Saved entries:
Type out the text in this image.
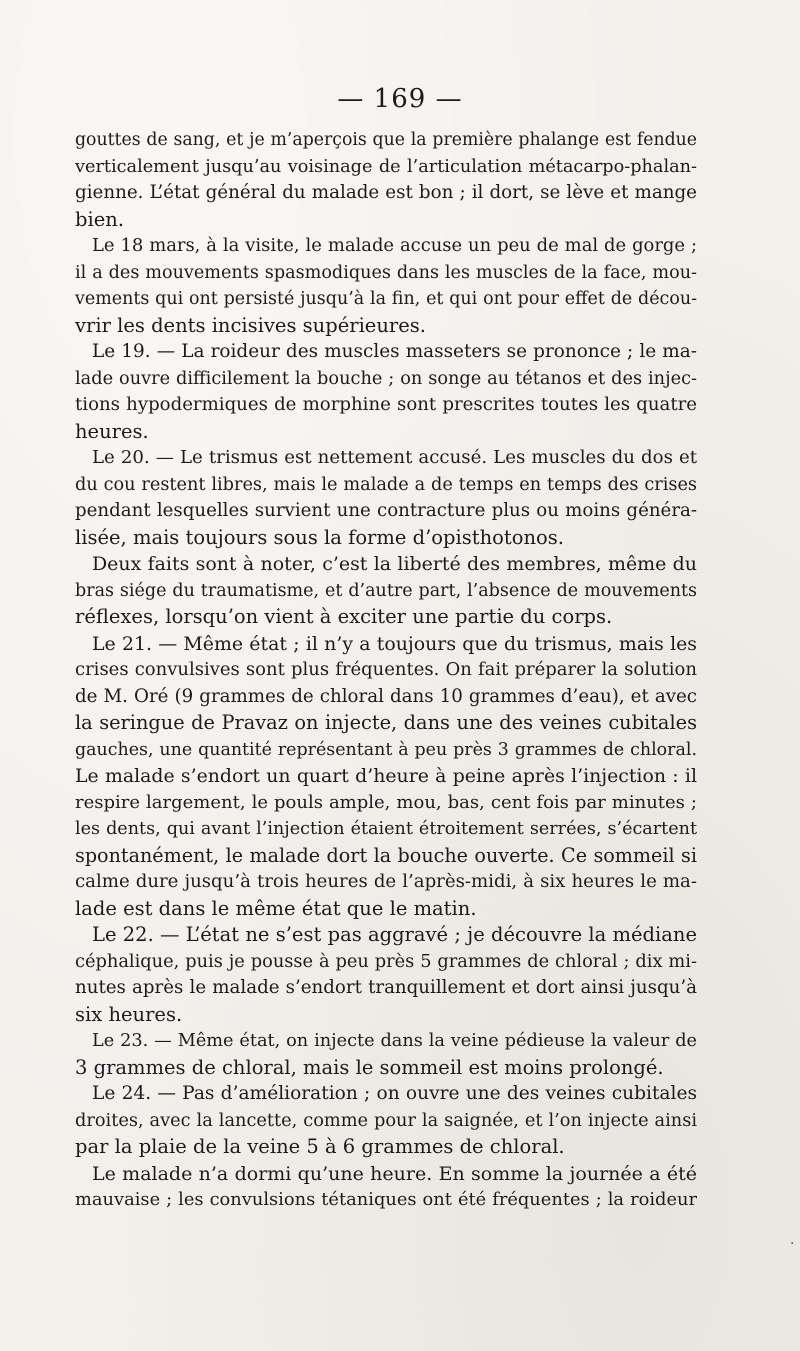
— 169 —
gouttes de sang, et je m’aperçois que la première phalange est fendue
verticalement jusqu’au voisinage de l’articulation métacarpo-phalan-
gienne. L’état général du malade est bon ; il dort, se lève et mange
bien.
Le 18 mars, à la visite, le malade accuse un peu de mal de gorge ;
il a des mouvements spasmodiques dans les muscles de la face, mou-
vements qui ont persisté jusqu’à la fin, et qui ont pour effet de décou-
vrir les dents incisives supérieures.
Le 19. — La roideur des muscles masseters se prononce ; le ma-
lade ouvre difficilement la bouche ; on songe au tétanos et des injec-
tions hypodermiques de morphine sont prescrites toutes les quatre
heures.
Le 20. — Le trismus est nettement accusé. Les muscles du dos et
du cou restent libres, mais le malade a de temps en temps des crises
pendant lesquelles survient une contracture plus ou moins généra-
lisée, mais toujours sous la forme d’opisthotonos.
Deux faits sont à noter, c’est la liberté des membres, même du
bras siége du traumatisme, et d’autre part, l’absence de mouvements
réflexes, lorsqu’on vient à exciter une partie du corps.
Le 21. — Même état ; il n’y a toujours que du trismus, mais les
crises convulsives sont plus fréquentes. On fait préparer la solution
de M. Oré (9 grammes de chloral dans 10 grammes d’eau), et avec
la seringue de Pravaz on injecte, dans une des veines cubitales
gauches, une quantité représentant à peu près 3 grammes de chloral.
Le malade s’endort un quart d’heure à peine après l’injection : il
respire largement, le pouls ample, mou, bas, cent fois par minutes ;
les dents, qui avant l’injection étaient étroitement serrées, s’écartent
spontanément, le malade dort la bouche ouverte. Ce sommeil si
calme dure jusqu’à trois heures de l’après-midi, à six heures le ma-
lade est dans le même état que le matin.
Le 22. — L’état ne s’est pas aggravé ; je découvre la médiane
céphalique, puis je pousse à peu près 5 grammes de chloral ; dix mi-
nutes après le malade s’endort tranquillement et dort ainsi jusqu’à
six heures.
Le 23. — Même état, on injecte dans la veine pédieuse la valeur de
3 grammes de chloral, mais le sommeil est moins prolongé.
Le 24. — Pas d’amélioration ; on ouvre une des veines cubitales
droites, avec la lancette, comme pour la saignée, et l’on injecte ainsi
par la plaie de la veine 5 à 6 grammes de chloral.
Le malade n’a dormi qu’une heure. En somme la journée a été
mauvaise ; les convulsions tétaniques ont été fréquentes ; la roideur
·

Set exercise =
Pictures are excluded; repeat every record exactly.

Final result =
Type out the text in this image.
— 169 —
gouttes de sang, et je m’aperçois que la première phalange est fendue
verticalement jusqu’au voisinage de l’articulation métacarpo-phalan-
gienne. L’état général du malade est bon ; il dort, se lève et mange
bien.
Le 18 mars, à la visite, le malade accuse un peu de mal de gorge ;
il a des mouvements spasmodiques dans les muscles de la face, mou-
vements qui ont persisté jusqu’à la fin, et qui ont pour effet de décou-
vrir les dents incisives supérieures.
Le 19. — La roideur des muscles masseters se prononce ; le ma-
lade ouvre difficilement la bouche ; on songe au tétanos et des injec-
tions hypodermiques de morphine sont prescrites toutes les quatre
heures.
Le 20. — Le trismus est nettement accusé. Les muscles du dos et
du cou restent libres, mais le malade a de temps en temps des crises
pendant lesquelles survient une contracture plus ou moins généra-
lisée, mais toujours sous la forme d’opisthotonos.
Deux faits sont à noter, c’est la liberté des membres, même du
bras siége du traumatisme, et d’autre part, l’absence de mouvements
réflexes, lorsqu’on vient à exciter une partie du corps.
Le 21. — Même état ; il n’y a toujours que du trismus, mais les
crises convulsives sont plus fréquentes. On fait préparer la solution
de M. Oré (9 grammes de chloral dans 10 grammes d’eau), et avec
la seringue de Pravaz on injecte, dans une des veines cubitales
gauches, une quantité représentant à peu près 3 grammes de chloral.
Le malade s’endort un quart d’heure à peine après l’injection : il
respire largement, le pouls ample, mou, bas, cent fois par minutes ;
les dents, qui avant l’injection étaient étroitement serrées, s’écartent
spontanément, le malade dort la bouche ouverte. Ce sommeil si
calme dure jusqu’à trois heures de l’après-midi, à six heures le ma-
lade est dans le même état que le matin.
Le 22. — L’état ne s’est pas aggravé ; je découvre la médiane
céphalique, puis je pousse à peu près 5 grammes de chloral ; dix mi-
nutes après le malade s’endort tranquillement et dort ainsi jusqu’à
six heures.
Le 23. — Même état, on injecte dans la veine pédieuse la valeur de
3 grammes de chloral, mais le sommeil est moins prolongé.
Le 24. — Pas d’amélioration ; on ouvre une des veines cubitales
droites, avec la lancette, comme pour la saignée, et l’on injecte ainsi
par la plaie de la veine 5 à 6 grammes de chloral.
Le malade n’a dormi qu’une heure. En somme la journée a été
mauvaise ; les convulsions tétaniques ont été fréquentes ; la roideur
·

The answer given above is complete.